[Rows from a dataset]
= = = = = = =

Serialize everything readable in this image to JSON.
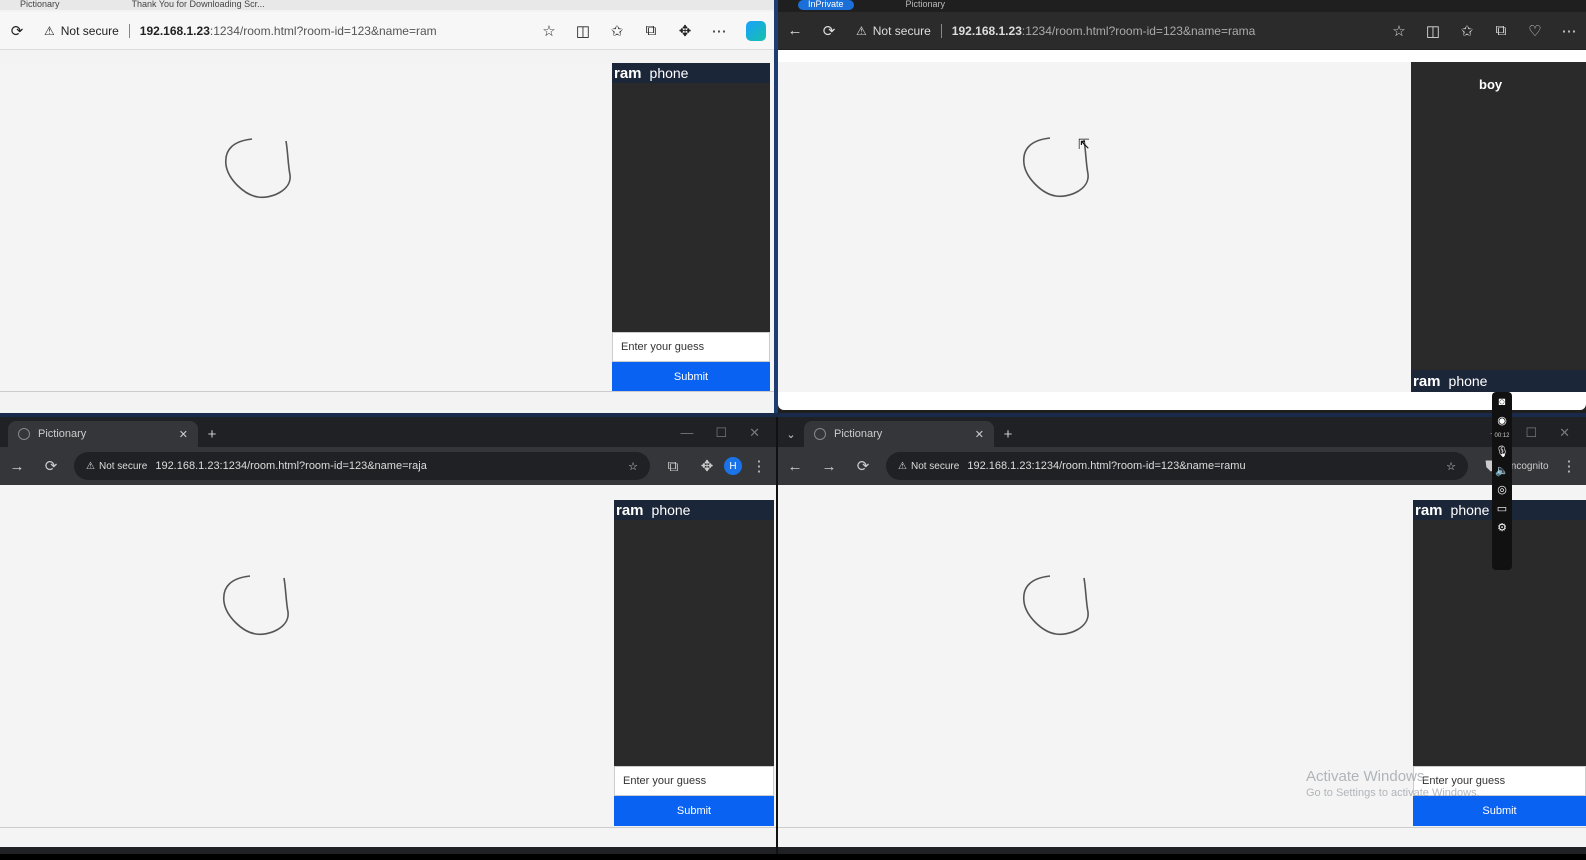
{
  "top_left": {
    "tabs": [
      "Pictionary",
      "Thank You for Downloading Scr..."
    ],
    "security": "Not secure",
    "url_host": "192.168.1.23",
    "url_rest": ":1234/room.html?room-id=123&name=ram",
    "panel": {
      "player": "ram",
      "word": "phone",
      "guess_placeholder": "Enter your guess",
      "submit": "Submit"
    }
  },
  "top_right": {
    "tabs": [
      "InPrivate",
      "Pictionary"
    ],
    "security": "Not secure",
    "url_host": "192.168.1.23",
    "url_rest": ":1234/room.html?room-id=123&name=rama",
    "guessed_word": "boy",
    "panel": {
      "player": "ram",
      "word": "phone"
    }
  },
  "bottom_left": {
    "tab": "Pictionary",
    "security": "Not secure",
    "url": "192.168.1.23:1234/room.html?room-id=123&name=raja",
    "avatar": "H",
    "panel": {
      "player": "ram",
      "word": "phone",
      "guess_placeholder": "Enter your guess",
      "submit": "Submit"
    }
  },
  "bottom_right": {
    "tab": "Pictionary",
    "security": "Not secure",
    "url": "192.168.1.23:1234/room.html?room-id=123&name=ramu",
    "incognito": "Incognito",
    "panel": {
      "player": "ram",
      "word": "phone",
      "guess_placeholder": "Enter your guess",
      "submit": "Submit"
    }
  },
  "recorder": {
    "time": "00:12"
  },
  "watermark": {
    "title": "Activate Windows",
    "subtitle": "Go to Settings to activate Windows."
  },
  "icons": [
    "back-icon",
    "forward-icon",
    "refresh-icon",
    "warning-icon",
    "star-icon",
    "split-icon",
    "favorites-icon",
    "collections-icon",
    "extensions-icon",
    "more-icon",
    "copilot-icon",
    "camera-icon",
    "record-icon",
    "mic-icon",
    "speaker-icon",
    "webcam-icon",
    "screen-icon",
    "settings-icon"
  ]
}
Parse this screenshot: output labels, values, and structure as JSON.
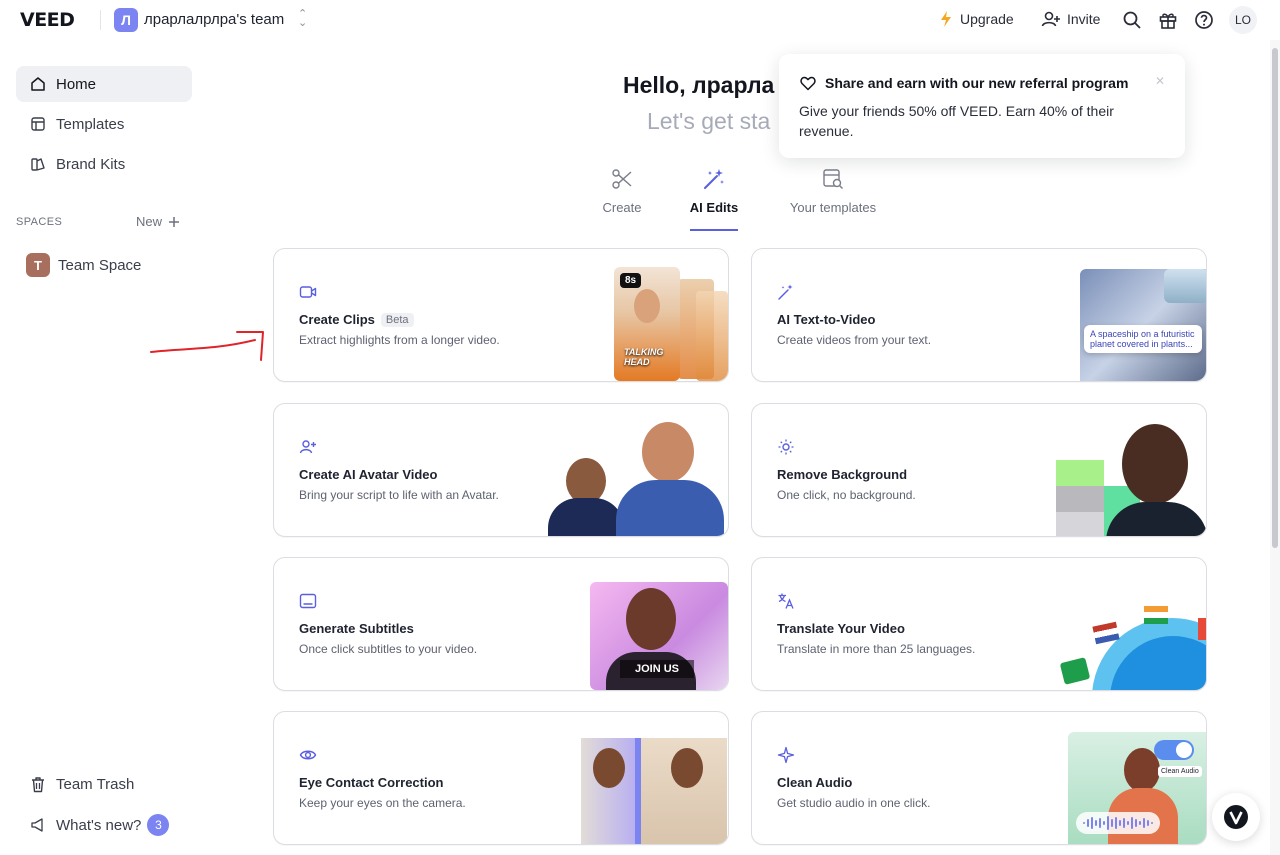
{
  "topbar": {
    "logo": "VEED",
    "team_initial": "Л",
    "team_name": "лрарлалрлра's team",
    "upgrade_label": "Upgrade",
    "invite_label": "Invite",
    "user_initials": "LO",
    "icons": [
      "lightning-icon",
      "add-user-icon",
      "search-icon",
      "gift-icon",
      "help-icon"
    ]
  },
  "sidebar": {
    "items": [
      {
        "label": "Home",
        "icon": "home-icon",
        "active": true
      },
      {
        "label": "Templates",
        "icon": "templates-icon"
      },
      {
        "label": "Brand Kits",
        "icon": "brand-kit-icon"
      }
    ],
    "spaces_label": "SPACES",
    "new_label": "New",
    "space": {
      "initial": "T",
      "label": "Team Space"
    },
    "trash_label": "Team Trash",
    "whats_new_label": "What's new?",
    "whats_new_count": "3"
  },
  "main": {
    "hello": "Hello, лрарла",
    "subtitle": "Let's get sta",
    "tabs": [
      {
        "label": "Create",
        "icon": "scissors-icon"
      },
      {
        "label": "AI Edits",
        "icon": "magic-wand-icon",
        "active": true
      },
      {
        "label": "Your templates",
        "icon": "template-search-icon"
      }
    ],
    "cards": [
      {
        "title": "Create Clips",
        "badge": "Beta",
        "desc": "Extract highlights from a longer video.",
        "icon": "video-camera-icon",
        "thumb_badge": "8s",
        "thumb_caption": "TALKING HEAD"
      },
      {
        "title": "AI Text-to-Video",
        "desc": "Create videos from your text.",
        "icon": "magic-wand-icon",
        "thumb_caption": "A spaceship on a futuristic planet covered in plants..."
      },
      {
        "title": "Create AI Avatar Video",
        "desc": "Bring your script to life with an Avatar.",
        "icon": "avatar-add-icon"
      },
      {
        "title": "Remove Background",
        "desc": "One click, no background.",
        "icon": "remove-bg-icon"
      },
      {
        "title": "Generate Subtitles",
        "desc": "Once click subtitles to your video.",
        "icon": "subtitles-icon",
        "thumb_caption": "JOIN US"
      },
      {
        "title": "Translate Your Video",
        "desc": "Translate in more than 25 languages.",
        "icon": "translate-icon"
      },
      {
        "title": "Eye Contact Correction",
        "desc": "Keep your eyes on the camera.",
        "icon": "eye-icon"
      },
      {
        "title": "Clean Audio",
        "desc": "Get studio audio in one click.",
        "icon": "sparkle-icon",
        "thumb_caption": "Clean Audio"
      }
    ]
  },
  "notification": {
    "title": "Share and earn with our new referral program",
    "body": "Give your friends 50% off VEED. Earn 40% of their revenue.",
    "icon": "heart-icon"
  },
  "colors": {
    "accent": "#5a5fe0",
    "team_avatar": "#7b84f0",
    "space_avatar": "#a86f5e",
    "annotation_arrow": "#e0242a"
  }
}
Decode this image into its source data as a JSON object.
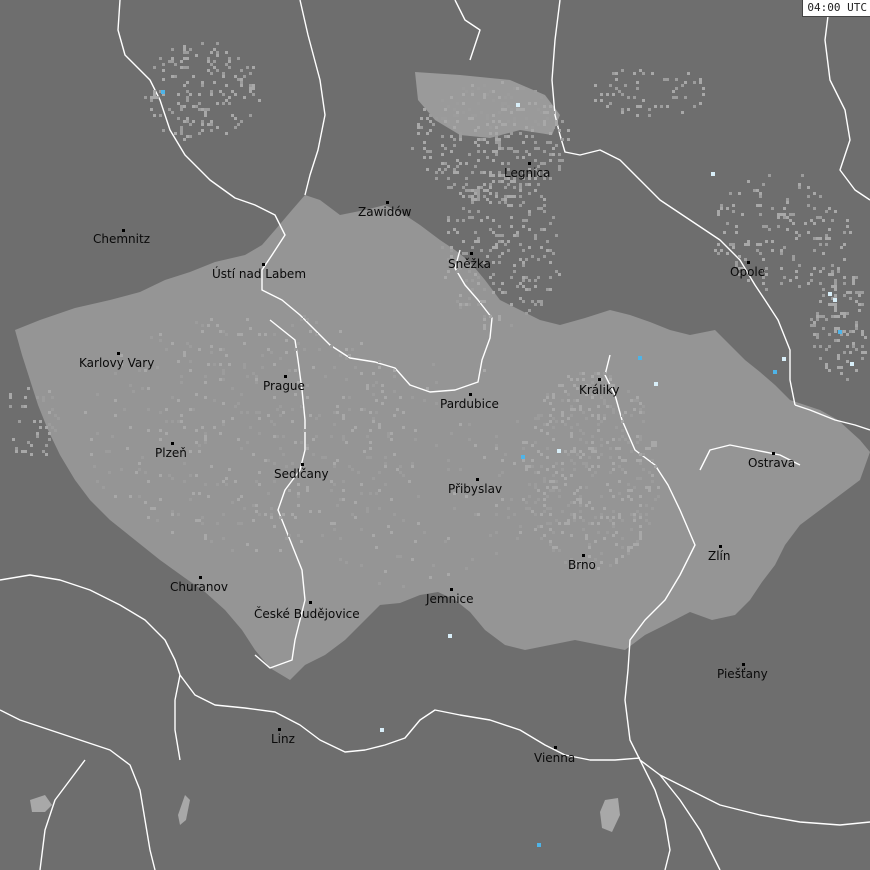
{
  "timestamp": "04:00 UTC",
  "colors": {
    "background": "#6e6e6e",
    "highlight_region": "#959595",
    "border_line": "#ffffff",
    "density_pixel": "#a8a8a8",
    "strike_cyan": "#4fb4e8",
    "text": "#0a0a0a"
  },
  "cities": [
    {
      "id": "chemnitz",
      "name": "Chemnitz"
    },
    {
      "id": "usti",
      "name": "Ústí nad Labem"
    },
    {
      "id": "zawidow",
      "name": "Zawidów"
    },
    {
      "id": "legnica",
      "name": "Legnica"
    },
    {
      "id": "snezka",
      "name": "Sněžka"
    },
    {
      "id": "opole",
      "name": "Opole"
    },
    {
      "id": "karlovy",
      "name": "Karlovy Vary"
    },
    {
      "id": "prague",
      "name": "Prague"
    },
    {
      "id": "pardubice",
      "name": "Pardubice"
    },
    {
      "id": "kraliky",
      "name": "Králiky"
    },
    {
      "id": "plzen",
      "name": "Plzeň"
    },
    {
      "id": "sedlcany",
      "name": "Sedlčany"
    },
    {
      "id": "pribyslav",
      "name": "Přibyslav"
    },
    {
      "id": "ostrava",
      "name": "Ostrava"
    },
    {
      "id": "zlin",
      "name": "Zlín"
    },
    {
      "id": "brno",
      "name": "Brno"
    },
    {
      "id": "churanov",
      "name": "Churanov"
    },
    {
      "id": "budejovice",
      "name": "České Budějovice"
    },
    {
      "id": "jemnice",
      "name": "Jemnice"
    },
    {
      "id": "piestany",
      "name": "Piešťany"
    },
    {
      "id": "linz",
      "name": "Linz"
    },
    {
      "id": "vienna",
      "name": "Vienna"
    }
  ]
}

= = = = = = =

▸ Exercise brief: Copy each line above that contains the string "Windows".

▸ The result:
    "title": "Activate Windows",
    "subtitle": "Go to Settings to activate Windows."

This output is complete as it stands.